**TASK DIRECTIONS:** Without omitting anything, return the records precisely as given.

(Recorded data)
=-=-=-=-=

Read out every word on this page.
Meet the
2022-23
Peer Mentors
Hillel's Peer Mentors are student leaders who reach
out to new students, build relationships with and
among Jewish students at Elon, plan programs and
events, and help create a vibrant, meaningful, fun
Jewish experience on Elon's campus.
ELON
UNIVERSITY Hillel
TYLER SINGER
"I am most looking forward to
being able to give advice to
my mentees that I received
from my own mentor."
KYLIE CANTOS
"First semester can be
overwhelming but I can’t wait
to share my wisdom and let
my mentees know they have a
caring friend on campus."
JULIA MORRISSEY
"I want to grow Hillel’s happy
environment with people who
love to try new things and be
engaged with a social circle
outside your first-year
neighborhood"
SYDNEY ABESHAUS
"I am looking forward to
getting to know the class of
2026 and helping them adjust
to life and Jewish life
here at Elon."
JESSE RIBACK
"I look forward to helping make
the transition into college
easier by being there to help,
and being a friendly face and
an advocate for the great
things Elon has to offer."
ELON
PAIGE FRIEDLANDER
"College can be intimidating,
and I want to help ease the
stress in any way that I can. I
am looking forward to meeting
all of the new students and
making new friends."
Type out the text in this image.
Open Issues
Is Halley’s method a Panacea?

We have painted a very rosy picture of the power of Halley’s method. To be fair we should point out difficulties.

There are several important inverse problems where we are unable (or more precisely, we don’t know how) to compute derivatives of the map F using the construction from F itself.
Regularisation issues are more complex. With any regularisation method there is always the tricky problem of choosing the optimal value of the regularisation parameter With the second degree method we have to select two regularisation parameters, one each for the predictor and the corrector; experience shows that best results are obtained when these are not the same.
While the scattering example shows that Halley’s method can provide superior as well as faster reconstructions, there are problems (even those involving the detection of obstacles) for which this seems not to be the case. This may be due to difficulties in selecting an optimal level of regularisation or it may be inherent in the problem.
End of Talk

=-=-=-=-=

**REPLY TO THE TASK:**
Read out every word on this page.
Meet the
2022-23
Peer Mentors
Hillel's Peer Mentors are student leaders who reach
out to new students, build relationships with and
among Jewish students at Elon, plan programs and
events, and help create a vibrant, meaningful, fun
Jewish experience on Elon's campus.
ELON
UNIVERSITY Hillel
TYLER SINGER
"I am most looking forward to
being able to give advice to
my mentees that I received
from my own mentor."
KYLIE CANTOS
"First semester can be
overwhelming but I can’t wait
to share my wisdom and let
my mentees know they have a
caring friend on campus."
JULIA MORRISSEY
"I want to grow Hillel’s happy
environment with people who
love to try new things and be
engaged with a social circle
outside your first-year
neighborhood"
SYDNEY ABESHAUS
"I am looking forward to
getting to know the class of
2026 and helping them adjust
to life and Jewish life
here at Elon."
JESSE RIBACK
"I look forward to helping make
the transition into college
easier by being there to help,
and being a friendly face and
an advocate for the great
things Elon has to offer."
ELON
PAIGE FRIEDLANDER
"College can be intimidating,
and I want to help ease the
stress in any way that I can. I
am looking forward to meeting
all of the new students and
making new friends."
Type out the text in this image.
Open Issues
Is Halley’s method a Panacea?

We have painted a very rosy picture of the power of Halley’s method. To be fair we should point out difficulties.

There are several important inverse problems where we are unable (or more precisely, we don’t know how) to compute derivatives of the map F using the construction from F itself.
Regularisation issues are more complex. With any regularisation method there is always the tricky problem of choosing the optimal value of the regularisation parameter With the second degree method we have to select two regularisation parameters, one each for the predictor and the corrector; experience shows that best results are obtained when these are not the same.
While the scattering example shows that Halley’s method can provide superior as well as faster reconstructions, there are problems (even those involving the detection of obstacles) for which this seems not to be the case. This may be due to difficulties in selecting an optimal level of regularisation or it may be inherent in the problem.
End of Talk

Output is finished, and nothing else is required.